Task objective
For each line in the data below that holds "durch", return a copy.

The records
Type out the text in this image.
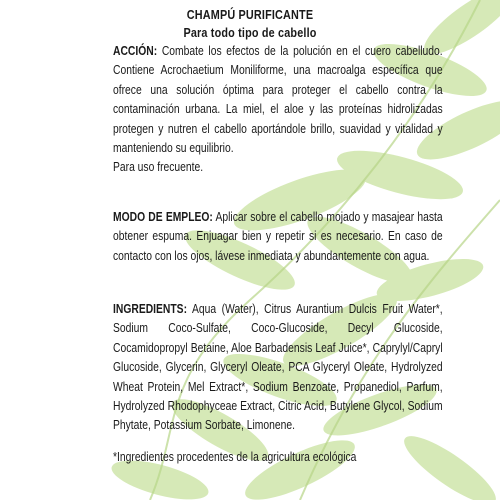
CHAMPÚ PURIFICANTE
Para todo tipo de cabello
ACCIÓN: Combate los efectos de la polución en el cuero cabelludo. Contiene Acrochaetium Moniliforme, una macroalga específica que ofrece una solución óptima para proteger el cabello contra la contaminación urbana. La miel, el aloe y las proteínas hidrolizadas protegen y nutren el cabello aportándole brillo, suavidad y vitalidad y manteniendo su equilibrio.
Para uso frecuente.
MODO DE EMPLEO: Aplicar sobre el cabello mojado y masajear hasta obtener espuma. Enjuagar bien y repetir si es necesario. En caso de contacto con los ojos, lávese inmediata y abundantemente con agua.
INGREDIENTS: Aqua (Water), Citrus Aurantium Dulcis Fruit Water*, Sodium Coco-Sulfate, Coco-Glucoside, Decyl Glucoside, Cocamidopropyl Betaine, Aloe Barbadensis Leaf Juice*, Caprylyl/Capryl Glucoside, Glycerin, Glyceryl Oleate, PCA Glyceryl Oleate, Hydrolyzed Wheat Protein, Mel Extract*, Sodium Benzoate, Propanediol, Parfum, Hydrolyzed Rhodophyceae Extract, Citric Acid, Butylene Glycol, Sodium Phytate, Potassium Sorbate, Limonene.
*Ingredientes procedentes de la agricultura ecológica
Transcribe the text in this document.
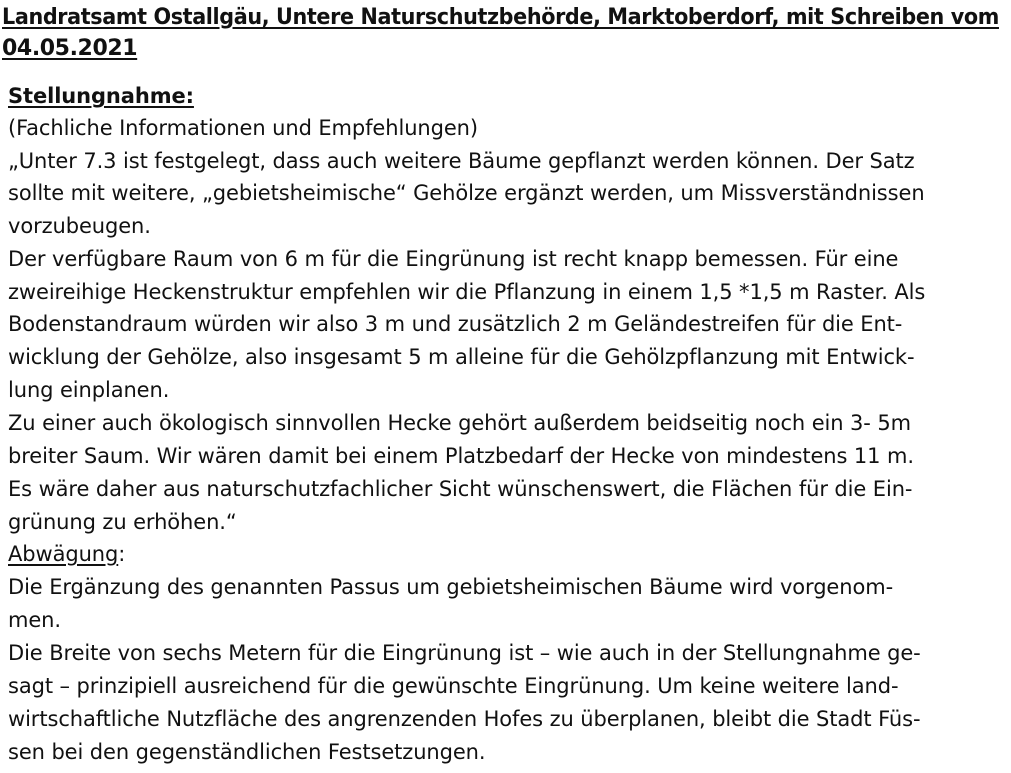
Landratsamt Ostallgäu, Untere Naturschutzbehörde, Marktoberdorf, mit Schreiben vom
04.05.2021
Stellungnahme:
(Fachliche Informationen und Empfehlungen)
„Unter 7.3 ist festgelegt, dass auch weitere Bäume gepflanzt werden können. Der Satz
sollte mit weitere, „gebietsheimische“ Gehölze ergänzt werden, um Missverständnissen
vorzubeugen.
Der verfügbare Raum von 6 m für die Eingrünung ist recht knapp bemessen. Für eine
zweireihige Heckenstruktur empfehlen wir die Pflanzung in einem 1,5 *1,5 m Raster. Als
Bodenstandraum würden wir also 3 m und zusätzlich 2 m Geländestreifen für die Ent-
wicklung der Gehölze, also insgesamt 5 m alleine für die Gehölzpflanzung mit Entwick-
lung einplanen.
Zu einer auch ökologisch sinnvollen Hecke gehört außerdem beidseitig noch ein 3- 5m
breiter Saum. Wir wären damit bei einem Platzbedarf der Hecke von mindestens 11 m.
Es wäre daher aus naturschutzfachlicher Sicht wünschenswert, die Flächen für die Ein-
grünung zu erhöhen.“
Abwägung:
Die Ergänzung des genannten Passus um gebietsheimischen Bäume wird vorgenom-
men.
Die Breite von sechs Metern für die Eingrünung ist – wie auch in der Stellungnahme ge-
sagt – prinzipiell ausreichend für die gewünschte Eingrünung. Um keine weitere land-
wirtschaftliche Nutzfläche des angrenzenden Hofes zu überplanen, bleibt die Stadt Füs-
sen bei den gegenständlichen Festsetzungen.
--
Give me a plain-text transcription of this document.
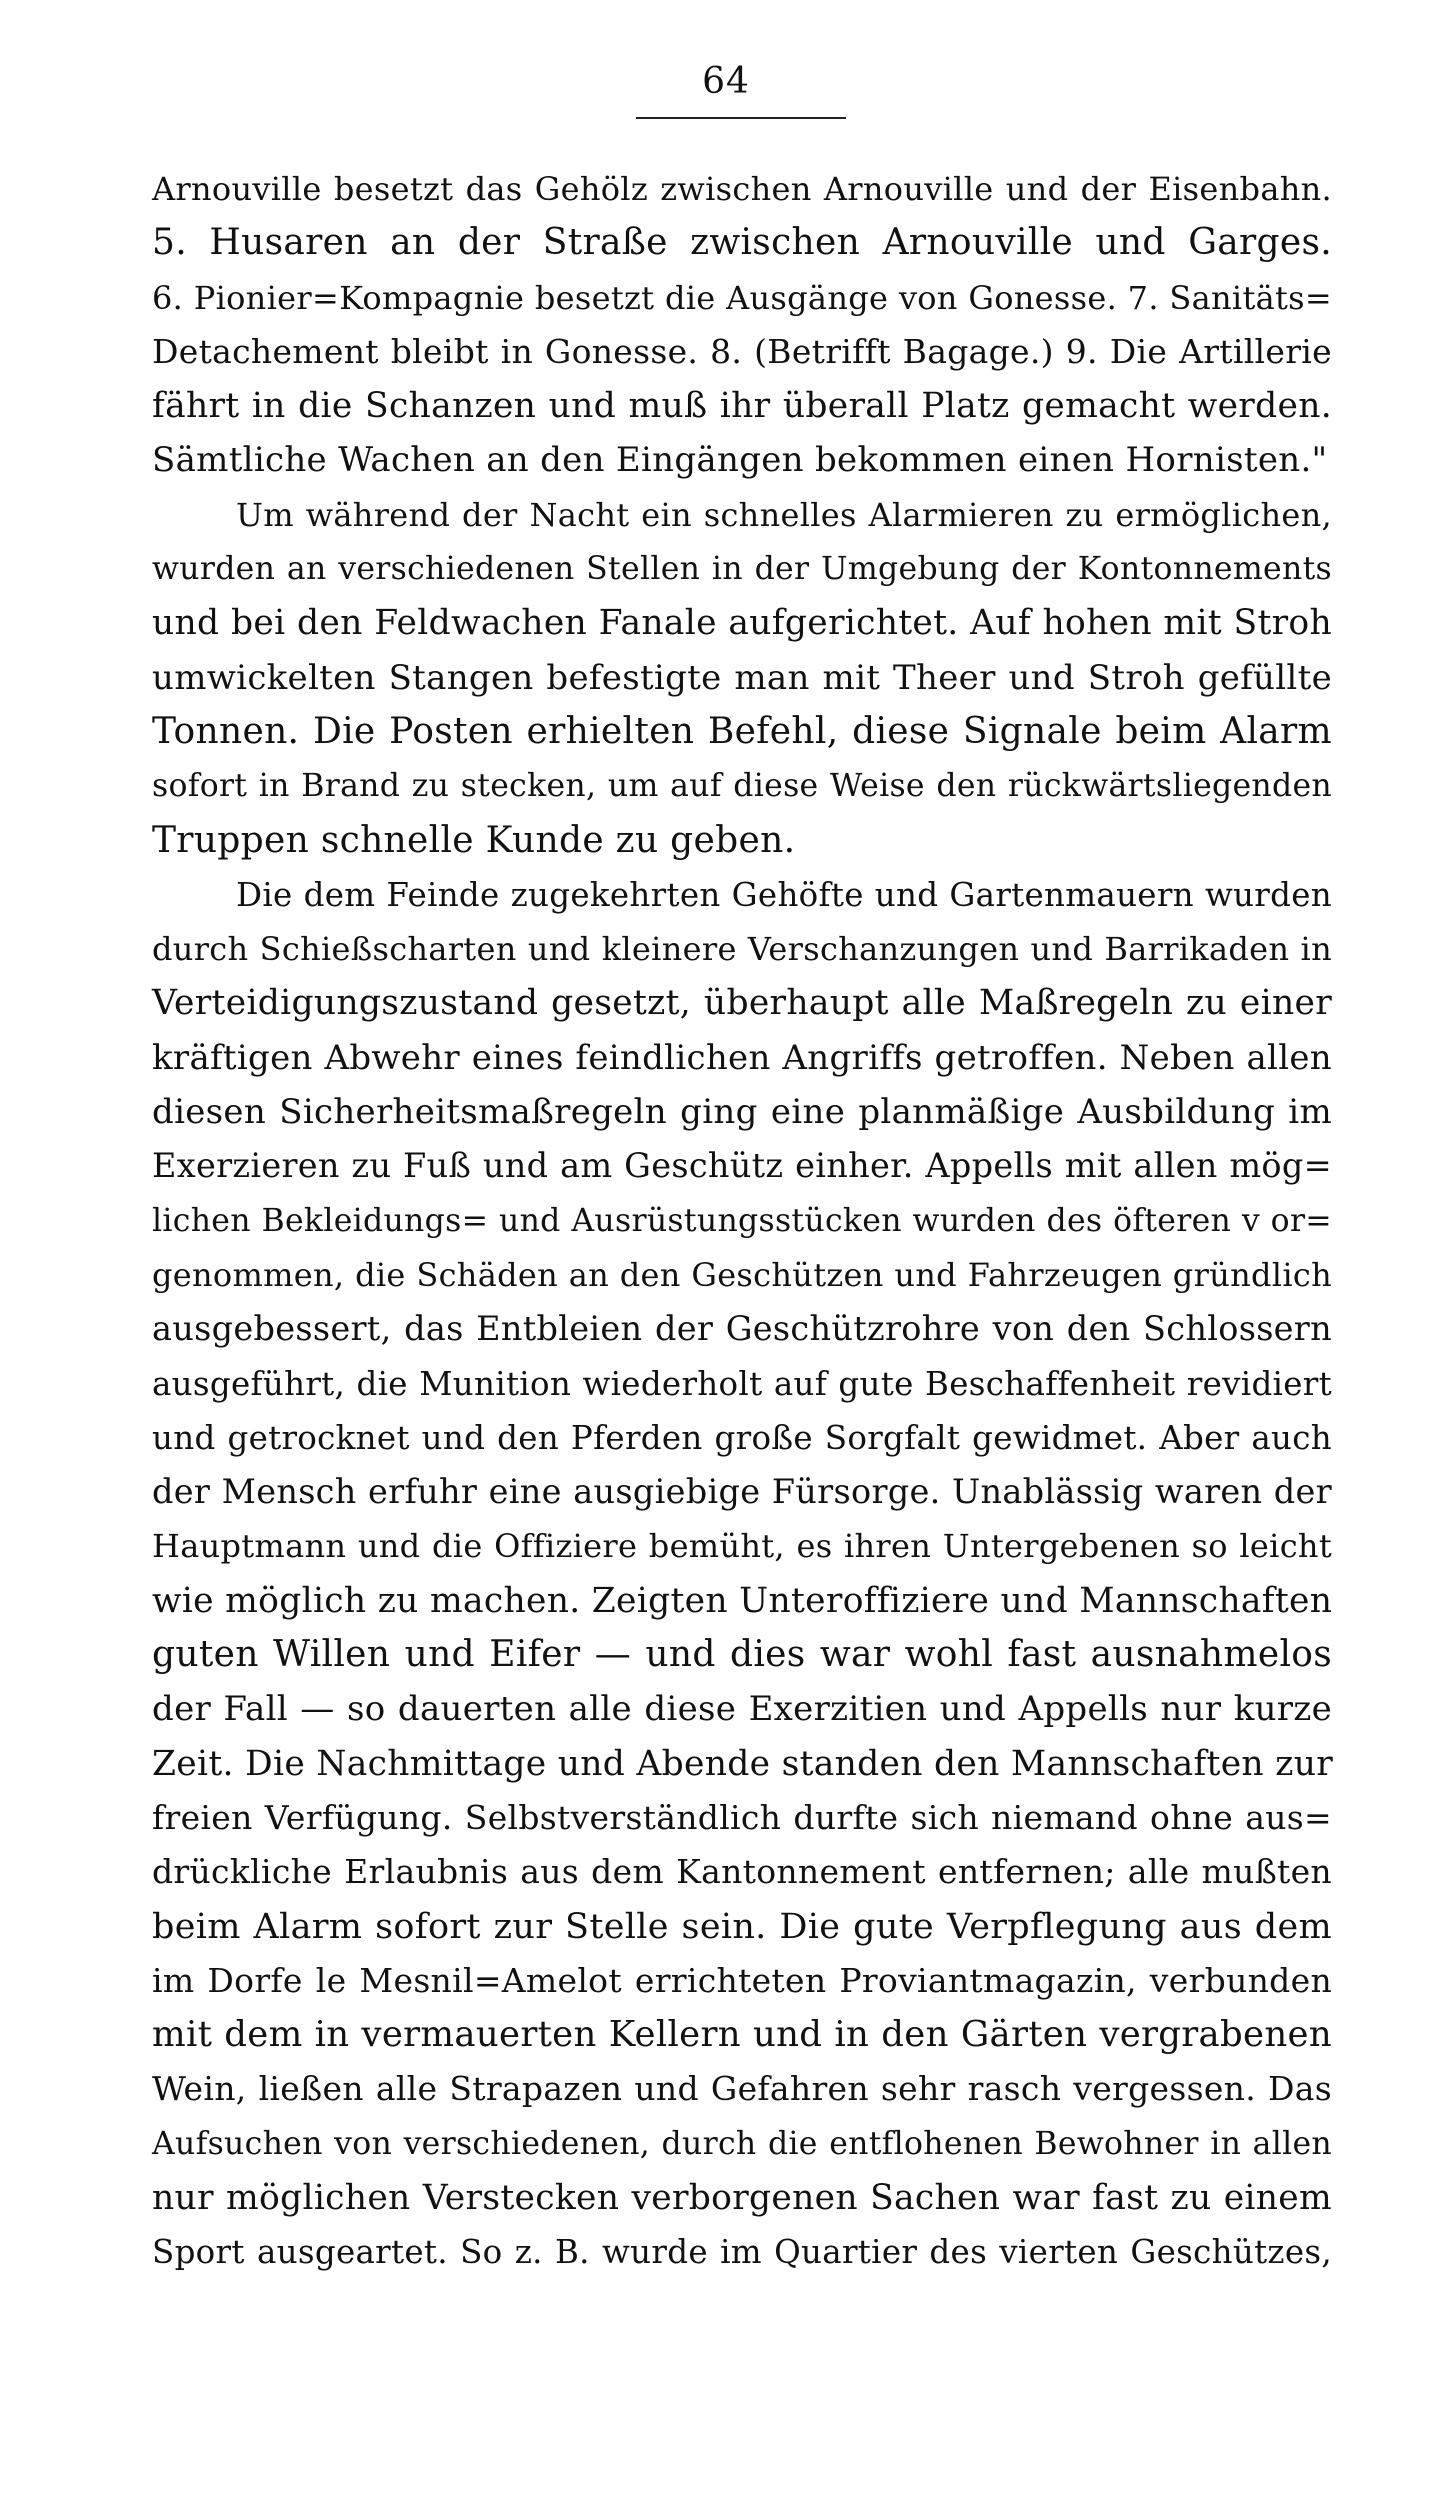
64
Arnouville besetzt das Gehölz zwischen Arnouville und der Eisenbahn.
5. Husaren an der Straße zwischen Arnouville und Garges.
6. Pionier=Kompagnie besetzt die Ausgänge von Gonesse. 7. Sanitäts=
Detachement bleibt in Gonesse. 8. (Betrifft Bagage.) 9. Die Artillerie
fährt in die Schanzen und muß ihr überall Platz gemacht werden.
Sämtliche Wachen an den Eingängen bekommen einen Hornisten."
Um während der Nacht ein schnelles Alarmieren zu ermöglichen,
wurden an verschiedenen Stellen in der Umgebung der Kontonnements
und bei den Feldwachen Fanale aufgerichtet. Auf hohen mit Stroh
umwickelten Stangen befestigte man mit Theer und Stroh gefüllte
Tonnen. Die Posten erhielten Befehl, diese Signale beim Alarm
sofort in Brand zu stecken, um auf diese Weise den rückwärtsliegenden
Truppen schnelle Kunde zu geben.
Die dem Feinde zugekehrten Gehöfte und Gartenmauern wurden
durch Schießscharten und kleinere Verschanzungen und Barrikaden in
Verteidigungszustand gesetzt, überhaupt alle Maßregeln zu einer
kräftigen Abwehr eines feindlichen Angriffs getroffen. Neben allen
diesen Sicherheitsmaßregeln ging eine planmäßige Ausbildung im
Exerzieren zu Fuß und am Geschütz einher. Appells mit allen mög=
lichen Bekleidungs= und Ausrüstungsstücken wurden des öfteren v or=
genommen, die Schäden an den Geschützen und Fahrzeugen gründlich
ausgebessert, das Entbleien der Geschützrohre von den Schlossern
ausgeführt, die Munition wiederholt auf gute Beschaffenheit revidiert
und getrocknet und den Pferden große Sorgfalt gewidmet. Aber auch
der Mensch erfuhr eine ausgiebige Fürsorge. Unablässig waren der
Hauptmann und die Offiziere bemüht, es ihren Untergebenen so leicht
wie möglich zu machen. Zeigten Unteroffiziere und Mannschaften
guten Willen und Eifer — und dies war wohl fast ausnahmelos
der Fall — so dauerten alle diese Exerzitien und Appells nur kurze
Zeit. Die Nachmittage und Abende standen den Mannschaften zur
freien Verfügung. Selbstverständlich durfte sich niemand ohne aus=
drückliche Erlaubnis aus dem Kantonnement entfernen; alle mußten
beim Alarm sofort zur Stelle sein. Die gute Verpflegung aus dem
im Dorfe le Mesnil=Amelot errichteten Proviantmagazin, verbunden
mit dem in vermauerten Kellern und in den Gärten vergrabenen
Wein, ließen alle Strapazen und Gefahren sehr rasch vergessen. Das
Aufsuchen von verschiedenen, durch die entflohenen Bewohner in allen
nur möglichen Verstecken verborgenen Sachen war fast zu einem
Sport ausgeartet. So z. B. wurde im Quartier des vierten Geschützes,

Answer to the exercise
durch Schießscharten und kleinere Verschanzungen und Barrikaden in
Aufsuchen von verschiedenen, durch die entflohenen Bewohner in allen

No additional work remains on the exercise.